**Task objective**
Copy verbatim all the lines from the one containing "y-tick-label: 15 <box>115 839 130 854</box>" down to the one containing "y-tick-label: 30 <box>115 636 130 651</box>", including both of those lines.
** Start of Excerpted records **
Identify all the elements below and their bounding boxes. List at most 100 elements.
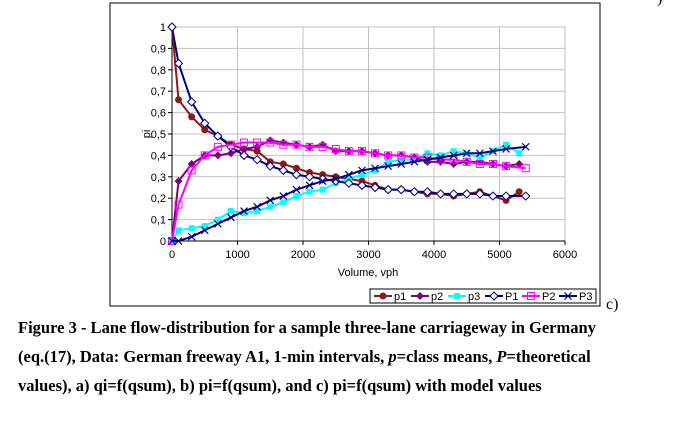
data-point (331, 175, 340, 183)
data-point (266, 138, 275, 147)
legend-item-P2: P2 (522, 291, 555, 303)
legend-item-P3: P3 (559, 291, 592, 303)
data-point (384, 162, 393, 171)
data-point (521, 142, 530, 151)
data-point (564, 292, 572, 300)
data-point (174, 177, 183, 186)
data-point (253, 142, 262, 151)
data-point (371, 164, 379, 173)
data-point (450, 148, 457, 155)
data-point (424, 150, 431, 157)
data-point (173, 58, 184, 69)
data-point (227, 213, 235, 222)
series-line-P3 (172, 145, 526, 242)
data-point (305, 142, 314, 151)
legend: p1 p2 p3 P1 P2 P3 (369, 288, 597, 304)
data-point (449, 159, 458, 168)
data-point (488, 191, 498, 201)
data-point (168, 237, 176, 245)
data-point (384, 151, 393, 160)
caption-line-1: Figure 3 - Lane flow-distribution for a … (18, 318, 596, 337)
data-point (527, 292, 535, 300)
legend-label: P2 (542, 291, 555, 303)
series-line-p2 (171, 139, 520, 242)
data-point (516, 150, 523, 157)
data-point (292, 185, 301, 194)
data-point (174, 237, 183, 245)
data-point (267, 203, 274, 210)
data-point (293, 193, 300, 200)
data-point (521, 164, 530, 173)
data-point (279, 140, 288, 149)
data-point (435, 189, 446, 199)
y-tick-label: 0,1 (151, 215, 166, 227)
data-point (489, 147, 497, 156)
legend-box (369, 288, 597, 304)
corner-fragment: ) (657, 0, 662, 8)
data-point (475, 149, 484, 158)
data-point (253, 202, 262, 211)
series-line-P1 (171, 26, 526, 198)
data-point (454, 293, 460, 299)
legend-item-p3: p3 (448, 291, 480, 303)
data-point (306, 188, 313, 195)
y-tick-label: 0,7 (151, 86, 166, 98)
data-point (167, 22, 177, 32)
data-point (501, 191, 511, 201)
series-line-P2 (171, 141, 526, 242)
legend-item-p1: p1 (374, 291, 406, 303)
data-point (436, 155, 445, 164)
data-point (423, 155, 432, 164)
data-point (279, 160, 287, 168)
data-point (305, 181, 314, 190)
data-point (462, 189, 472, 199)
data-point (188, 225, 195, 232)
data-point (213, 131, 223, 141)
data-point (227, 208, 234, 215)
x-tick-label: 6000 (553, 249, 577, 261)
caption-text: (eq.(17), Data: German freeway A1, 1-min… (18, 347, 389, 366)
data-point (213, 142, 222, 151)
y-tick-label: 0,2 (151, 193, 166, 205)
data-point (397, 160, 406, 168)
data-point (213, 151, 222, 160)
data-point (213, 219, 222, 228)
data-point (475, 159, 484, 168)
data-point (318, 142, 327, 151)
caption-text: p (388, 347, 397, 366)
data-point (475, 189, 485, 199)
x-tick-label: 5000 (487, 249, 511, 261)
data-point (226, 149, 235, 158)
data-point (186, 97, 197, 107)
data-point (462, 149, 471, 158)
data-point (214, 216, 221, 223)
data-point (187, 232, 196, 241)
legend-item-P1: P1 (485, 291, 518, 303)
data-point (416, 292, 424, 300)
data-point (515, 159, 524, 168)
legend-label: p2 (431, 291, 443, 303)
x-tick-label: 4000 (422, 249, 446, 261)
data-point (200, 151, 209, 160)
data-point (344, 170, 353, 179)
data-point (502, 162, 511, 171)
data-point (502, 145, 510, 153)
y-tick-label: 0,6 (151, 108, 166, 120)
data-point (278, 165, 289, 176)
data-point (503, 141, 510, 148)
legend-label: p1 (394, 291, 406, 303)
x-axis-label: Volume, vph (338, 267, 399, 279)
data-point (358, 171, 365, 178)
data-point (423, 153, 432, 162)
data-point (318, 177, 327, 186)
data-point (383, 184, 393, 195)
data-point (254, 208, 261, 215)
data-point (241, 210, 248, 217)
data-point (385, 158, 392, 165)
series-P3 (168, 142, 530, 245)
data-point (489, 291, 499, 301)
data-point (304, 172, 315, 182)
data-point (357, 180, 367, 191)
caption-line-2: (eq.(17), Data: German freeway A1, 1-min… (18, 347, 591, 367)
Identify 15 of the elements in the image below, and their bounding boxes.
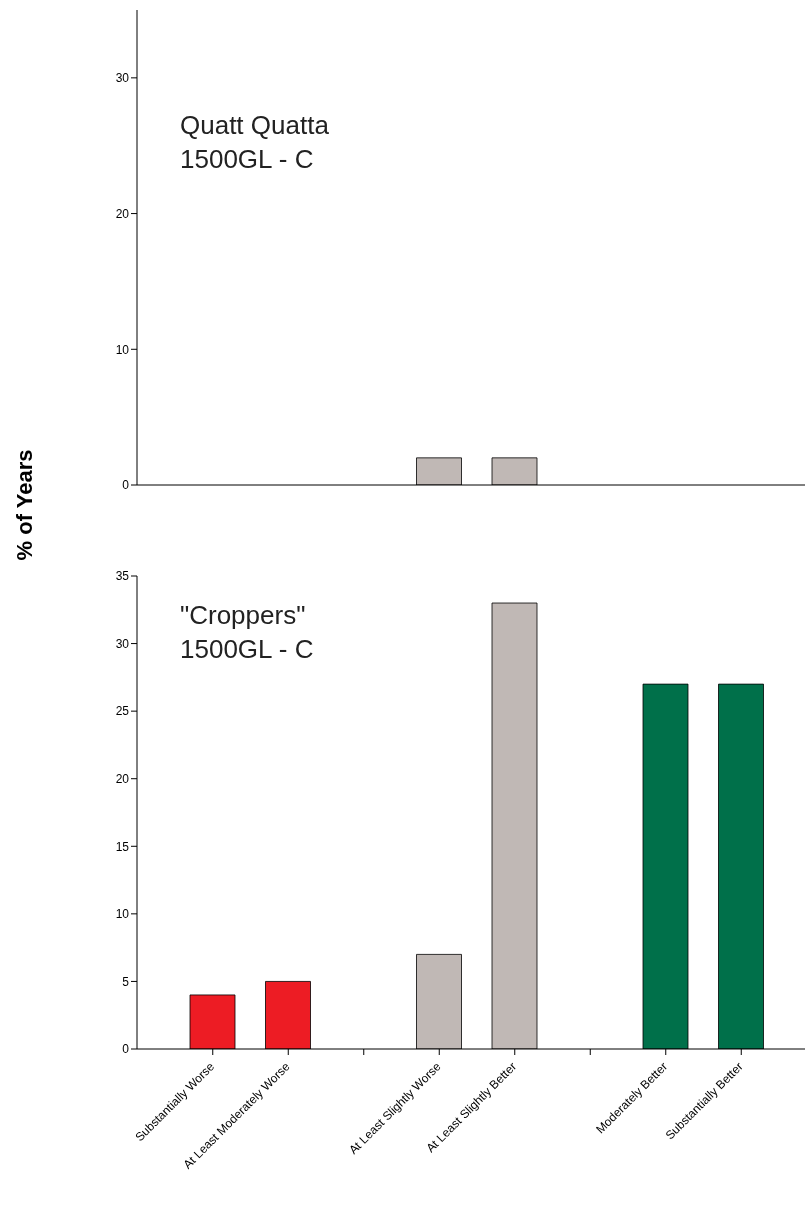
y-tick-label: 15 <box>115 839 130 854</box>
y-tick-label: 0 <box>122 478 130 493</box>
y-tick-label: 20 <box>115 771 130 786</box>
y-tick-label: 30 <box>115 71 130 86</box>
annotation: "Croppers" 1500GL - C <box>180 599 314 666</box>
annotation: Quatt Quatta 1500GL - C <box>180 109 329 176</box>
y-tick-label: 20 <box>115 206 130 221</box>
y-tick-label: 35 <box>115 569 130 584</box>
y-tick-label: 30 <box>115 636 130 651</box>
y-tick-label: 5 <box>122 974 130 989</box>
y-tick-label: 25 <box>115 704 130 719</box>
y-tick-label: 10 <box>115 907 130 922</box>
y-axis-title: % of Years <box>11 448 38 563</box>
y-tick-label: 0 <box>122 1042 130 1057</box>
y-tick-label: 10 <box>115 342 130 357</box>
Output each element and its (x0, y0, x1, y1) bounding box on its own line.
** End of Excerpted records **
** Start of Excerpted records **
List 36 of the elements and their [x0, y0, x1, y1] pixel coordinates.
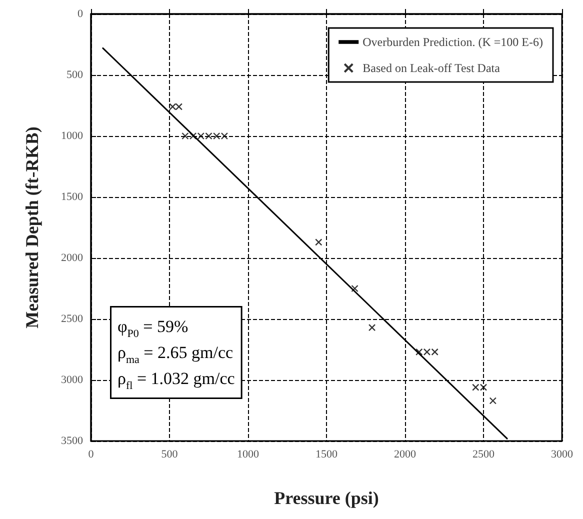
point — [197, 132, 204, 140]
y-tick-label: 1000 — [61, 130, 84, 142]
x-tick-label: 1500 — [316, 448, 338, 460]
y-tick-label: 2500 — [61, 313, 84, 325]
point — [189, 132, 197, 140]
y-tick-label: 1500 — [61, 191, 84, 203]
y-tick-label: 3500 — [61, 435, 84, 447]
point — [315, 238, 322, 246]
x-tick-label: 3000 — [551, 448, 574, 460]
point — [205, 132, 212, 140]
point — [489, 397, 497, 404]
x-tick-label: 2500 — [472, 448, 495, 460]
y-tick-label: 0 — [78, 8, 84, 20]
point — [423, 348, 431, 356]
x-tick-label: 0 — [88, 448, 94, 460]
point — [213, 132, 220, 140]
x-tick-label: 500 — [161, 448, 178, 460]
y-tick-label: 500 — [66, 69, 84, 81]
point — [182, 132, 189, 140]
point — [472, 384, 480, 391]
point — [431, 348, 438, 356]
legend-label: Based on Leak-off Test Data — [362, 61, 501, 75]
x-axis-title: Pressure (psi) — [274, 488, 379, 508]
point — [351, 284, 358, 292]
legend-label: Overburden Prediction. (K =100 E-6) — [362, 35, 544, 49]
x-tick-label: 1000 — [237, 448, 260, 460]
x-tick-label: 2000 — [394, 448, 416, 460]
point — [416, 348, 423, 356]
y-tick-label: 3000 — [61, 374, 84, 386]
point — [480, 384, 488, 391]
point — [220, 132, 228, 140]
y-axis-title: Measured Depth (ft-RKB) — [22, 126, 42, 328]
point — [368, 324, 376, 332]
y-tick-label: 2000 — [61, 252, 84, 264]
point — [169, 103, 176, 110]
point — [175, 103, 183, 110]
** End of Excerpted records **
**Exercise solution**
y-tick-label: 15 <box>115 839 130 854</box>
y-tick-label: 0 <box>122 478 130 493</box>
y-tick-label: 20 <box>115 771 130 786</box>
y-tick-label: 30 <box>115 71 130 86</box>
annotation: "Croppers" 1500GL - C <box>180 599 314 666</box>
annotation: Quatt Quatta 1500GL - C <box>180 109 329 176</box>
y-tick-label: 20 <box>115 206 130 221</box>
y-tick-label: 35 <box>115 569 130 584</box>
y-tick-label: 30 <box>115 636 130 651</box>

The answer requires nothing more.